# [Input data]

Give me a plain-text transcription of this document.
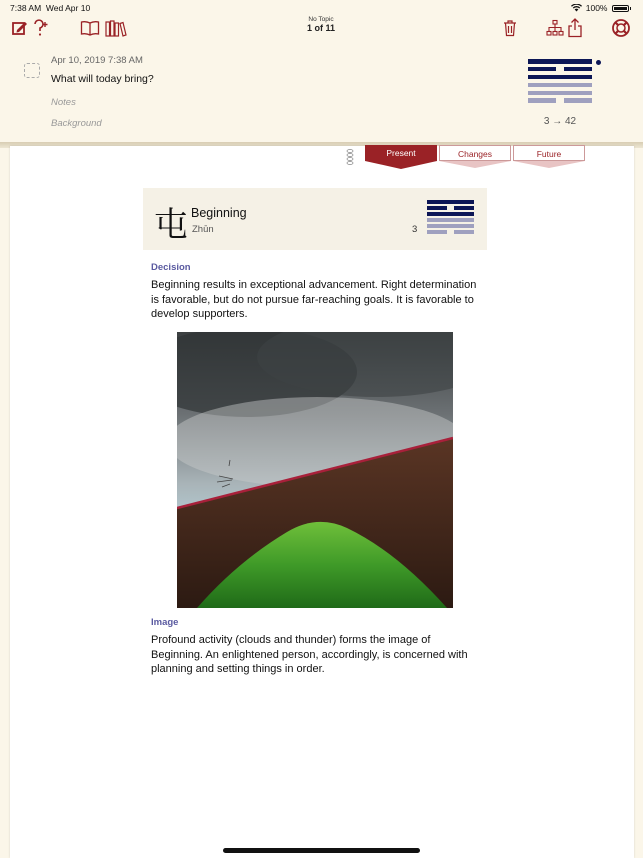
7:38 AM Wed Apr 10	100%
No Topic
1 of 11
Apr 10, 2019 7:38 AM
What will today bring?
Notes
Background	3 → 42
Present	Changes	Future
屯 Beginning
Zhūn	3
Decision
Beginning results in exceptional advancement. Right determination is favorable, but do not pursue far-reaching goals. It is favorable to develop supporters.
Image
Profound activity (clouds and thunder) forms the image of Beginning. An enlightened person, accordingly, is concerned with planning and setting things in order.
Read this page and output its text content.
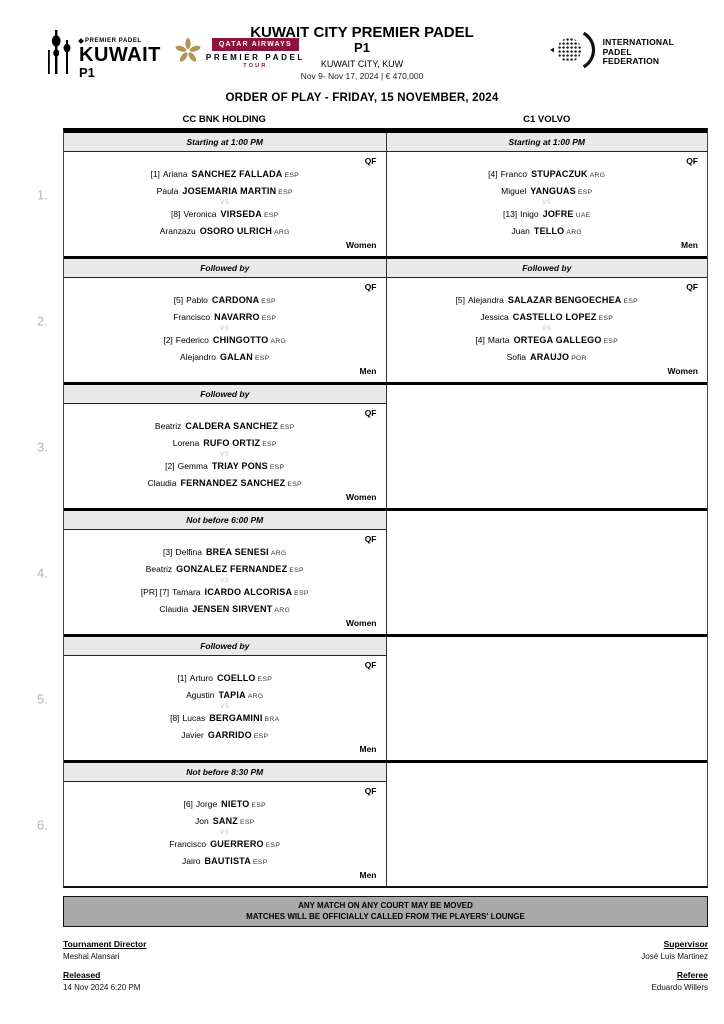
PREMIER PADEL
KUWAIT
P1
QATAR AIRWAYS
PREMIER PADEL
TOUR
KUWAIT CITY PREMIER PADEL
P1
KUWAIT CITY, KUW
Nov 9- Nov 17, 2024 | € 470,000
INTERNATIONAL
PADEL
FEDERATION
ORDER OF PLAY - FRIDAY, 15 NOVEMBER, 2024
CC BNK HOLDING	C1 VOLVO
1.
Starting at 1:00 PM
QF
[1] Ariana SANCHEZ FALLADA ESP
Paula JOSEMARIA MARTIN ESP
VS
[8] Veronica VIRSEDA ESP
Aranzazu OSORO ULRICH ARG
Women
Starting at 1:00 PM
QF
[4] Franco STUPACZUK ARG
Miguel YANGUAS ESP
VS
[13] Inigo JOFRE UAE
Juan TELLO ARG
Men
2.
Followed by
QF
[5] Pablo CARDONA ESP
Francisco NAVARRO ESP
VS
[2] Federico CHINGOTTO ARG
Alejandro GALAN ESP
Men
Followed by
QF
[5] Alejandra SALAZAR BENGOECHEA ESP
Jessica CASTELLO LOPEZ ESP
VS
[4] Marta ORTEGA GALLEGO ESP
Sofia ARAUJO POR
Women
3.
Followed by
QF
Beatriz CALDERA SANCHEZ ESP
Lorena RUFO ORTIZ ESP
VS
[2] Gemma TRIAY PONS ESP
Claudia FERNANDEZ SANCHEZ ESP
Women
4.
Not before 6:00 PM
QF
[3] Delfina BREA SENESI ARG
Beatriz GONZALEZ FERNANDEZ ESP
VS
[PR] [7] Tamara ICARDO ALCORISA ESP
Claudia JENSEN SIRVENT ARG
Women
5.
Followed by
QF
[1] Arturo COELLO ESP
Agustin TAPIA ARG
VS
[8] Lucas BERGAMINI BRA
Javier GARRIDO ESP
Men
6.
Not before 8:30 PM
QF
[6] Jorge NIETO ESP
Jon SANZ ESP
VS
Francisco GUERRERO ESP
Jairo BAUTISTA ESP
Men
ANY MATCH ON ANY COURT MAY BE MOVED
MATCHES WILL BE OFFICIALLY CALLED FROM THE PLAYERS' LOUNGE
Tournament Director
Meshal Alansari
Released
14 Nov 2024 6:20 PM
Supervisor
José Luis Martinez
Referee
Eduardo Willers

# [Given request]
Restate word for word the lines above that start at the line containing "Read this page and output its text content." and run to the end of the listing; exclude the pictures.

# [Exercise answer]
Read this page and output its text content.
PREMIER PADEL
KUWAIT
P1
QATAR AIRWAYS
PREMIER PADEL
TOUR
KUWAIT CITY PREMIER PADEL
P1
KUWAIT CITY, KUW
Nov 9- Nov 17, 2024 | € 470,000
INTERNATIONAL
PADEL
FEDERATION
ORDER OF PLAY - FRIDAY, 15 NOVEMBER, 2024
CC BNK HOLDING	C1 VOLVO
1.
Starting at 1:00 PM
QF
[1] Ariana SANCHEZ FALLADA ESP
Paula JOSEMARIA MARTIN ESP
VS
[8] Veronica VIRSEDA ESP
Aranzazu OSORO ULRICH ARG
Women
Starting at 1:00 PM
QF
[4] Franco STUPACZUK ARG
Miguel YANGUAS ESP
VS
[13] Inigo JOFRE UAE
Juan TELLO ARG
Men
2.
Followed by
QF
[5] Pablo CARDONA ESP
Francisco NAVARRO ESP
VS
[2] Federico CHINGOTTO ARG
Alejandro GALAN ESP
Men
Followed by
QF
[5] Alejandra SALAZAR BENGOECHEA ESP
Jessica CASTELLO LOPEZ ESP
VS
[4] Marta ORTEGA GALLEGO ESP
Sofia ARAUJO POR
Women
3.
Followed by
QF
Beatriz CALDERA SANCHEZ ESP
Lorena RUFO ORTIZ ESP
VS
[2] Gemma TRIAY PONS ESP
Claudia FERNANDEZ SANCHEZ ESP
Women
4.
Not before 6:00 PM
QF
[3] Delfina BREA SENESI ARG
Beatriz GONZALEZ FERNANDEZ ESP
VS
[PR] [7] Tamara ICARDO ALCORISA ESP
Claudia JENSEN SIRVENT ARG
Women
5.
Followed by
QF
[1] Arturo COELLO ESP
Agustin TAPIA ARG
VS
[8] Lucas BERGAMINI BRA
Javier GARRIDO ESP
Men
6.
Not before 8:30 PM
QF
[6] Jorge NIETO ESP
Jon SANZ ESP
VS
Francisco GUERRERO ESP
Jairo BAUTISTA ESP
Men
ANY MATCH ON ANY COURT MAY BE MOVED
MATCHES WILL BE OFFICIALLY CALLED FROM THE PLAYERS' LOUNGE
Tournament Director
Meshal Alansari
Released
14 Nov 2024 6:20 PM
Supervisor
José Luis Martinez
Referee
Eduardo Willers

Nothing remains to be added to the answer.